TASK GOAL: Reproduce the lines of the material exactly, excluding every image.

**** INPUT ROWS ****

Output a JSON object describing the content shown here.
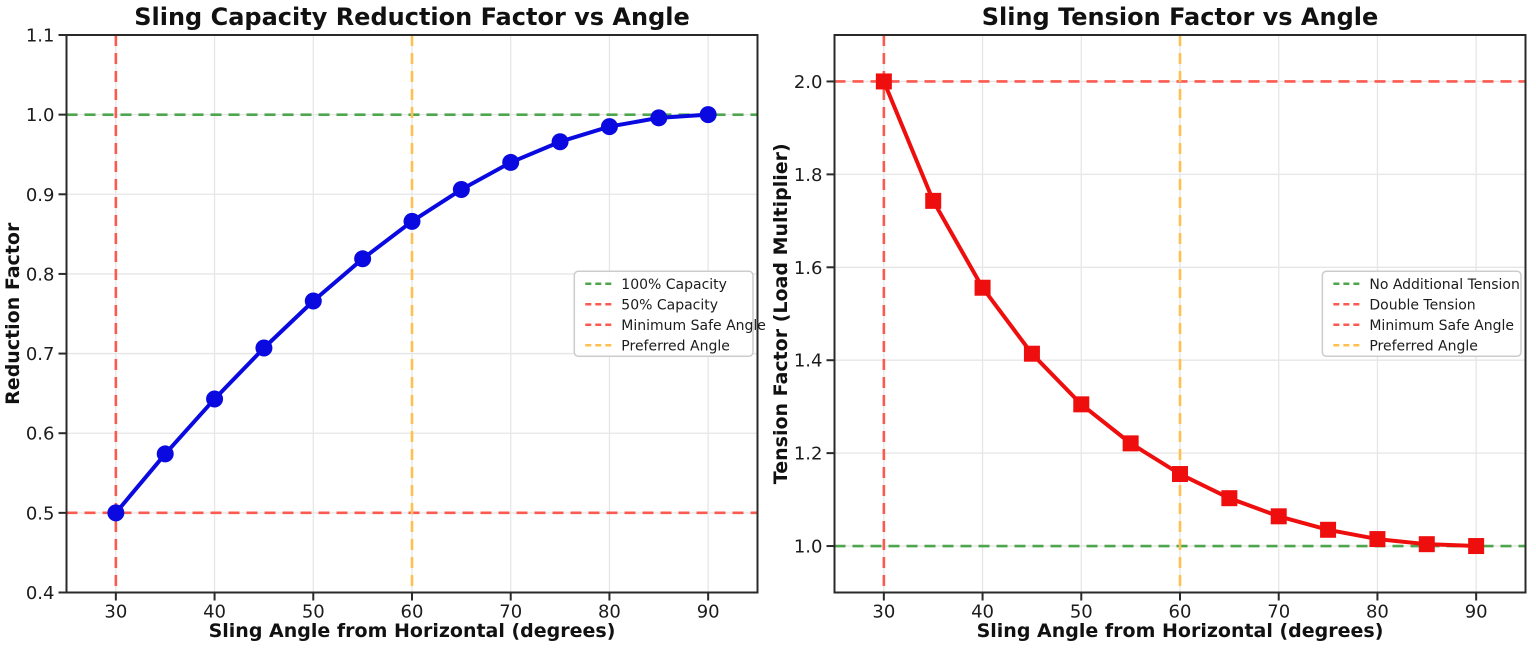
{
  "figure": {
    "background": "#ffffff",
    "grid_color": "#e6e6e6",
    "spine_color": "#2a2a2a",
    "text_color": "#111111",
    "tick_color": "#1c1c1c"
  },
  "chart_data": [
    {
      "id": "capacity-chart",
      "type": "line",
      "title": "Sling Capacity Reduction Factor vs Angle",
      "xlabel": "Sling Angle from Horizontal (degrees)",
      "ylabel": "Reduction Factor",
      "x": [
        30,
        35,
        40,
        45,
        50,
        55,
        60,
        65,
        70,
        75,
        80,
        85,
        90
      ],
      "series": [
        {
          "name": "reduction-factor",
          "values": [
            0.5,
            0.574,
            0.643,
            0.707,
            0.766,
            0.819,
            0.866,
            0.906,
            0.94,
            0.966,
            0.985,
            0.996,
            1.0
          ],
          "color": "#0a0ae0",
          "marker": "circle"
        }
      ],
      "xlim": [
        25,
        95
      ],
      "ylim": [
        0.4,
        1.1
      ],
      "xticks": [
        30,
        40,
        50,
        60,
        70,
        80,
        90
      ],
      "xtick_labels": [
        "30",
        "40",
        "50",
        "60",
        "70",
        "80",
        "90"
      ],
      "yticks": [
        0.4,
        0.5,
        0.6,
        0.7,
        0.8,
        0.9,
        1.0,
        1.1
      ],
      "ytick_labels": [
        "0.4",
        "0.5",
        "0.6",
        "0.7",
        "0.8",
        "0.9",
        "1.0",
        "1.1"
      ],
      "grid": true,
      "legend_position": "center right",
      "ref_lines": [
        {
          "axis": "y",
          "value": 1.0,
          "color": "#4da64d",
          "label": "100% Capacity"
        },
        {
          "axis": "y",
          "value": 0.5,
          "color": "#fb5a50",
          "label": "50% Capacity"
        },
        {
          "axis": "x",
          "value": 30,
          "color": "#fb5a50",
          "label": "Minimum Safe Angle"
        },
        {
          "axis": "x",
          "value": 60,
          "color": "#ffc04f",
          "label": "Preferred Angle"
        }
      ]
    },
    {
      "id": "tension-chart",
      "type": "line",
      "title": "Sling Tension Factor vs Angle",
      "xlabel": "Sling Angle from Horizontal (degrees)",
      "ylabel": "Tension Factor (Load Multiplier)",
      "x": [
        30,
        35,
        40,
        45,
        50,
        55,
        60,
        65,
        70,
        75,
        80,
        85,
        90
      ],
      "series": [
        {
          "name": "tension-factor",
          "values": [
            2.0,
            1.743,
            1.556,
            1.414,
            1.305,
            1.221,
            1.155,
            1.103,
            1.064,
            1.035,
            1.015,
            1.004,
            1.0
          ],
          "color": "#ee0e0e",
          "marker": "square"
        }
      ],
      "xlim": [
        25,
        95
      ],
      "ylim": [
        0.9,
        2.1
      ],
      "xticks": [
        30,
        40,
        50,
        60,
        70,
        80,
        90
      ],
      "xtick_labels": [
        "30",
        "40",
        "50",
        "60",
        "70",
        "80",
        "90"
      ],
      "yticks": [
        1.0,
        1.2,
        1.4,
        1.6,
        1.8,
        2.0
      ],
      "ytick_labels": [
        "1.0",
        "1.2",
        "1.4",
        "1.6",
        "1.8",
        "2.0"
      ],
      "grid": true,
      "legend_position": "center right",
      "ref_lines": [
        {
          "axis": "y",
          "value": 1.0,
          "color": "#4da64d",
          "label": "No Additional Tension"
        },
        {
          "axis": "y",
          "value": 2.0,
          "color": "#fb5a50",
          "label": "Double Tension"
        },
        {
          "axis": "x",
          "value": 30,
          "color": "#fb5a50",
          "label": "Minimum Safe Angle"
        },
        {
          "axis": "x",
          "value": 60,
          "color": "#ffc04f",
          "label": "Preferred Angle"
        }
      ]
    }
  ]
}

****

RESULT:
Output a JSON object describing the content shown here.
{
  "figure": {
    "background": "#ffffff",
    "grid_color": "#e6e6e6",
    "spine_color": "#2a2a2a",
    "text_color": "#111111",
    "tick_color": "#1c1c1c"
  },
  "chart_data": [
    {
      "id": "capacity-chart",
      "type": "line",
      "title": "Sling Capacity Reduction Factor vs Angle",
      "xlabel": "Sling Angle from Horizontal (degrees)",
      "ylabel": "Reduction Factor",
      "x": [
        30,
        35,
        40,
        45,
        50,
        55,
        60,
        65,
        70,
        75,
        80,
        85,
        90
      ],
      "series": [
        {
          "name": "reduction-factor",
          "values": [
            0.5,
            0.574,
            0.643,
            0.707,
            0.766,
            0.819,
            0.866,
            0.906,
            0.94,
            0.966,
            0.985,
            0.996,
            1.0
          ],
          "color": "#0a0ae0",
          "marker": "circle"
        }
      ],
      "xlim": [
        25,
        95
      ],
      "ylim": [
        0.4,
        1.1
      ],
      "xticks": [
        30,
        40,
        50,
        60,
        70,
        80,
        90
      ],
      "xtick_labels": [
        "30",
        "40",
        "50",
        "60",
        "70",
        "80",
        "90"
      ],
      "yticks": [
        0.4,
        0.5,
        0.6,
        0.7,
        0.8,
        0.9,
        1.0,
        1.1
      ],
      "ytick_labels": [
        "0.4",
        "0.5",
        "0.6",
        "0.7",
        "0.8",
        "0.9",
        "1.0",
        "1.1"
      ],
      "grid": true,
      "legend_position": "center right",
      "ref_lines": [
        {
          "axis": "y",
          "value": 1.0,
          "color": "#4da64d",
          "label": "100% Capacity"
        },
        {
          "axis": "y",
          "value": 0.5,
          "color": "#fb5a50",
          "label": "50% Capacity"
        },
        {
          "axis": "x",
          "value": 30,
          "color": "#fb5a50",
          "label": "Minimum Safe Angle"
        },
        {
          "axis": "x",
          "value": 60,
          "color": "#ffc04f",
          "label": "Preferred Angle"
        }
      ]
    },
    {
      "id": "tension-chart",
      "type": "line",
      "title": "Sling Tension Factor vs Angle",
      "xlabel": "Sling Angle from Horizontal (degrees)",
      "ylabel": "Tension Factor (Load Multiplier)",
      "x": [
        30,
        35,
        40,
        45,
        50,
        55,
        60,
        65,
        70,
        75,
        80,
        85,
        90
      ],
      "series": [
        {
          "name": "tension-factor",
          "values": [
            2.0,
            1.743,
            1.556,
            1.414,
            1.305,
            1.221,
            1.155,
            1.103,
            1.064,
            1.035,
            1.015,
            1.004,
            1.0
          ],
          "color": "#ee0e0e",
          "marker": "square"
        }
      ],
      "xlim": [
        25,
        95
      ],
      "ylim": [
        0.9,
        2.1
      ],
      "xticks": [
        30,
        40,
        50,
        60,
        70,
        80,
        90
      ],
      "xtick_labels": [
        "30",
        "40",
        "50",
        "60",
        "70",
        "80",
        "90"
      ],
      "yticks": [
        1.0,
        1.2,
        1.4,
        1.6,
        1.8,
        2.0
      ],
      "ytick_labels": [
        "1.0",
        "1.2",
        "1.4",
        "1.6",
        "1.8",
        "2.0"
      ],
      "grid": true,
      "legend_position": "center right",
      "ref_lines": [
        {
          "axis": "y",
          "value": 1.0,
          "color": "#4da64d",
          "label": "No Additional Tension"
        },
        {
          "axis": "y",
          "value": 2.0,
          "color": "#fb5a50",
          "label": "Double Tension"
        },
        {
          "axis": "x",
          "value": 30,
          "color": "#fb5a50",
          "label": "Minimum Safe Angle"
        },
        {
          "axis": "x",
          "value": 60,
          "color": "#ffc04f",
          "label": "Preferred Angle"
        }
      ]
    }
  ]
}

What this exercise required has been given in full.